Tally every line featuring "this", then give that tally alone.
━━━━
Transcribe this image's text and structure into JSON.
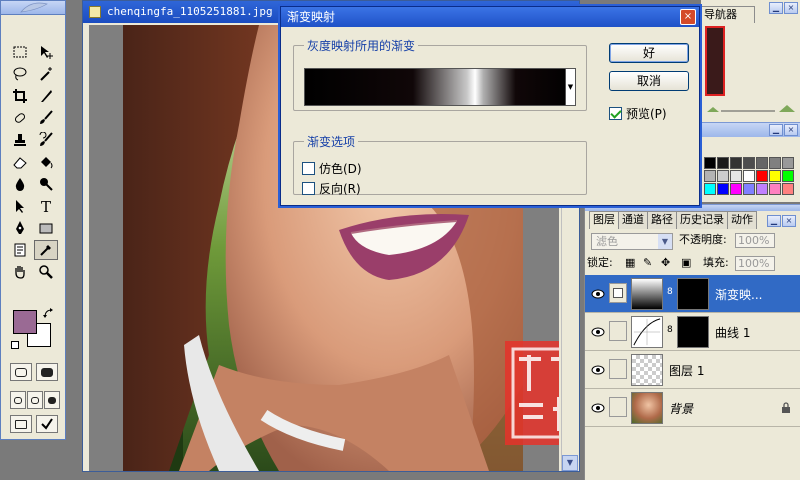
{
  "document": {
    "title": "chenqingfa_1105251881.jpg @ 6"
  },
  "dialog": {
    "title": "渐变映射",
    "close": "×",
    "gradient_group_label": "灰度映射所用的渐变",
    "options_group_label": "渐变选项",
    "dither_label": "仿色(D)",
    "reverse_label": "反向(R)",
    "ok_label": "好",
    "cancel_label": "取消",
    "preview_label": "预览(P)",
    "preview_checked": true,
    "dither_checked": false,
    "reverse_checked": false
  },
  "navigator": {
    "tab_label": "导航器"
  },
  "layers_panel": {
    "tabs": [
      "图层",
      "通道",
      "路径",
      "历史记录",
      "动作"
    ],
    "blend_mode": "滤色",
    "opacity_label": "不透明度:",
    "opacity_value": "100%",
    "lock_label": "锁定:",
    "fill_label": "填充:",
    "fill_value": "100%",
    "layers": [
      {
        "name": "渐变映...",
        "selected": true
      },
      {
        "name": "曲线 1",
        "selected": false
      },
      {
        "name": "图层 1",
        "selected": false
      },
      {
        "name": "背景",
        "selected": false
      }
    ]
  },
  "colors": {
    "foreground": "#9a6a94",
    "background": "#ffffff",
    "accent": "#316ac5",
    "title_bar": "#2f66d8"
  },
  "swatches": [
    "#000000",
    "#1a1a1a",
    "#333333",
    "#4d4d4d",
    "#666666",
    "#808080",
    "#999999",
    "#b3b3b3",
    "#cccccc",
    "#e6e6e6",
    "#ffffff",
    "#ff0000",
    "#ffff00",
    "#00ff00",
    "#00ffff",
    "#0000ff",
    "#ff00ff",
    "#8080ff",
    "#c080ff",
    "#ff80c0",
    "#ff8080"
  ],
  "icons": [
    "marquee-icon",
    "move-icon",
    "lasso-icon",
    "magic-wand-icon",
    "crop-icon",
    "slice-icon",
    "healing-brush-icon",
    "brush-icon",
    "clone-stamp-icon",
    "history-brush-icon",
    "eraser-icon",
    "paint-bucket-icon",
    "blur-icon",
    "dodge-icon",
    "path-select-icon",
    "type-icon",
    "pen-icon",
    "rectangle-icon",
    "notes-icon",
    "eyedropper-icon",
    "hand-icon",
    "zoom-icon"
  ]
}
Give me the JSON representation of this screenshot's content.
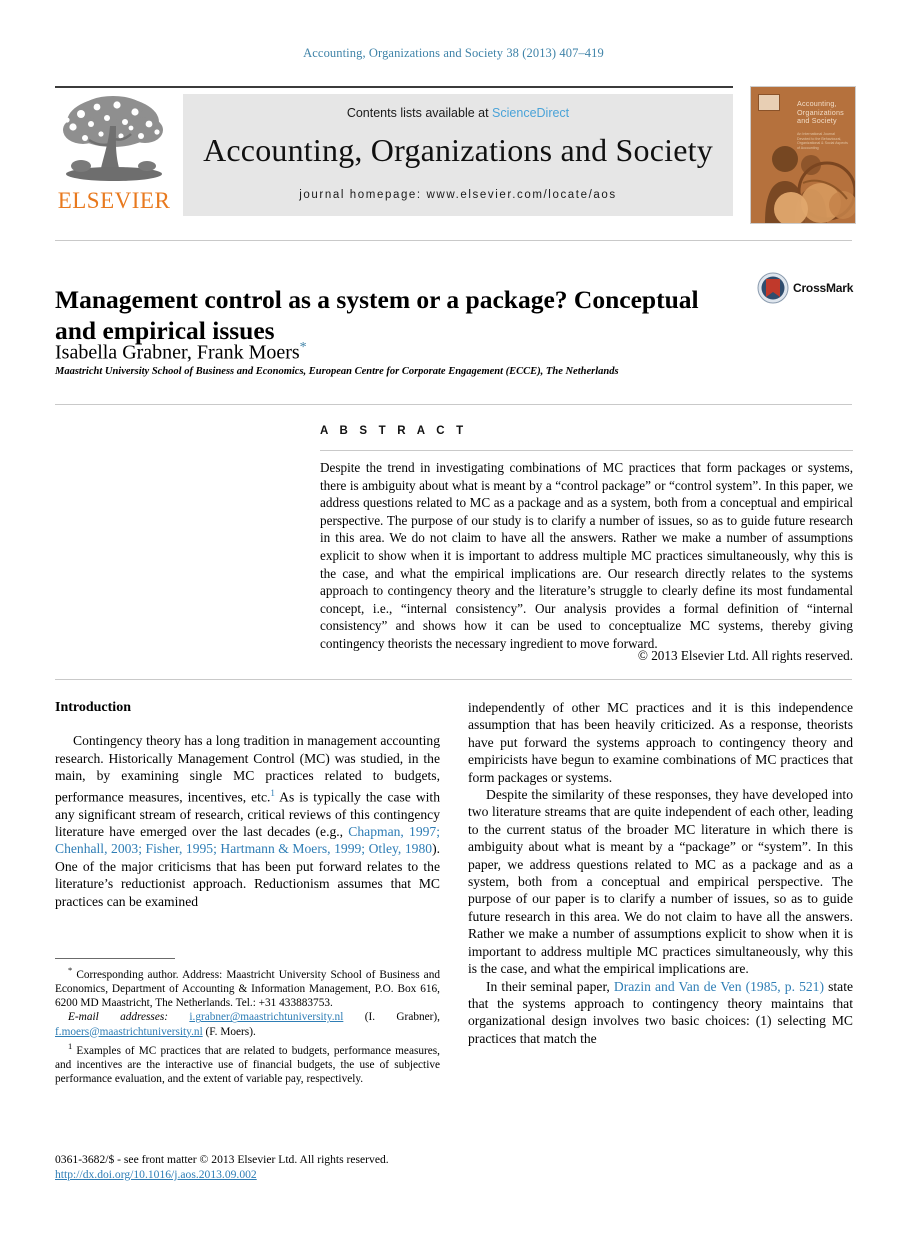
━━━━
_Task solution_
2